INSTRUCTION: Show all lines that include the string "central"; copy each one.

INFORMATION SHOWN:
◆ ◆ ◆
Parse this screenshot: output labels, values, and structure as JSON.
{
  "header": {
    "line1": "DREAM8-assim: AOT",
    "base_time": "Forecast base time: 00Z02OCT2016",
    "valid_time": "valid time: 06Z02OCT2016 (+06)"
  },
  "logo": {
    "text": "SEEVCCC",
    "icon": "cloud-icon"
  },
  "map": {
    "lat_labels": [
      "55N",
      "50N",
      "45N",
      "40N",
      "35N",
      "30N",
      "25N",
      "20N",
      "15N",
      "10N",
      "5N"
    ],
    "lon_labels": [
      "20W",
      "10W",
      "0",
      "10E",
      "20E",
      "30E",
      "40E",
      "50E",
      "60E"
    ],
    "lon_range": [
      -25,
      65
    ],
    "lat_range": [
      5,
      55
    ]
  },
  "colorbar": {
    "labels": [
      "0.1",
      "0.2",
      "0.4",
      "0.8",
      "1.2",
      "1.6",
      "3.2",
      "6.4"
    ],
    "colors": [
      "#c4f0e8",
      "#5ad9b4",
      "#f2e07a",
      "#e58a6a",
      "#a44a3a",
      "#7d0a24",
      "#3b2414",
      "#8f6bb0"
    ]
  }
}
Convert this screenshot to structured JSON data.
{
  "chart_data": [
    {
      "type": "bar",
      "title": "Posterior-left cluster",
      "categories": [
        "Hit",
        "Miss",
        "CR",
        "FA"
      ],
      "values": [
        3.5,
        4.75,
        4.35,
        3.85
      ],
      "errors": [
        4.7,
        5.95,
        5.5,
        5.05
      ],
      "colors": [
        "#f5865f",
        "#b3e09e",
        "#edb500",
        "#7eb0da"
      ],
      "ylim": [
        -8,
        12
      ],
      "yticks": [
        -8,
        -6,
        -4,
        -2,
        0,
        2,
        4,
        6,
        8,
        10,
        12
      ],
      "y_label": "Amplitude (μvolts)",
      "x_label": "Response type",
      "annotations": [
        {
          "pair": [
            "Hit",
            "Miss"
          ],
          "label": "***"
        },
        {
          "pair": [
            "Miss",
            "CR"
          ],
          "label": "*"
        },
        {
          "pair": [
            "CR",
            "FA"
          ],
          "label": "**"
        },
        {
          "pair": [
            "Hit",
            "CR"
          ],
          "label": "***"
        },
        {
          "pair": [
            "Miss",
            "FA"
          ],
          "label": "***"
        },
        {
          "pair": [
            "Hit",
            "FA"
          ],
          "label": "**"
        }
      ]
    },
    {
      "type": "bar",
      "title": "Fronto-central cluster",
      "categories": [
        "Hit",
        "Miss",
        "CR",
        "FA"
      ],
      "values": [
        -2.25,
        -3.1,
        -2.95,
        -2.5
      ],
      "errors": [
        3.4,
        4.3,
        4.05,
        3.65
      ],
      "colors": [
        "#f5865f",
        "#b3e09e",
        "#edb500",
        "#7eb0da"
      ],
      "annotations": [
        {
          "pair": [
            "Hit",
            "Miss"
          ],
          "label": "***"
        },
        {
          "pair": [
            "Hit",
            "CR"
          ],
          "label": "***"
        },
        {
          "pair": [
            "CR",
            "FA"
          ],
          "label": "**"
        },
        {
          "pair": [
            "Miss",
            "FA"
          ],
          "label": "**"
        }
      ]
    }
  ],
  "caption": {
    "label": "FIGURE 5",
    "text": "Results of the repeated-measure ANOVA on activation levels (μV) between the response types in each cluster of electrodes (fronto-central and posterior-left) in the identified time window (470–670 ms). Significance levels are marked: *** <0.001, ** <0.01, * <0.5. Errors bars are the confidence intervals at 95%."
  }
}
◆ ◆ ◆
FULL SOLUTION:
      "title": "Fronto-central cluster",
    "text": "Results of the repeated-measure ANOVA on activation levels (μV) between the response types in each cluster of electrodes (fronto-central and posterior-left) in the identified time window (470–670 ms). Significance levels are marked: *** <0.001, ** <0.01, * <0.5. Errors bars are the confidence intervals at 95%."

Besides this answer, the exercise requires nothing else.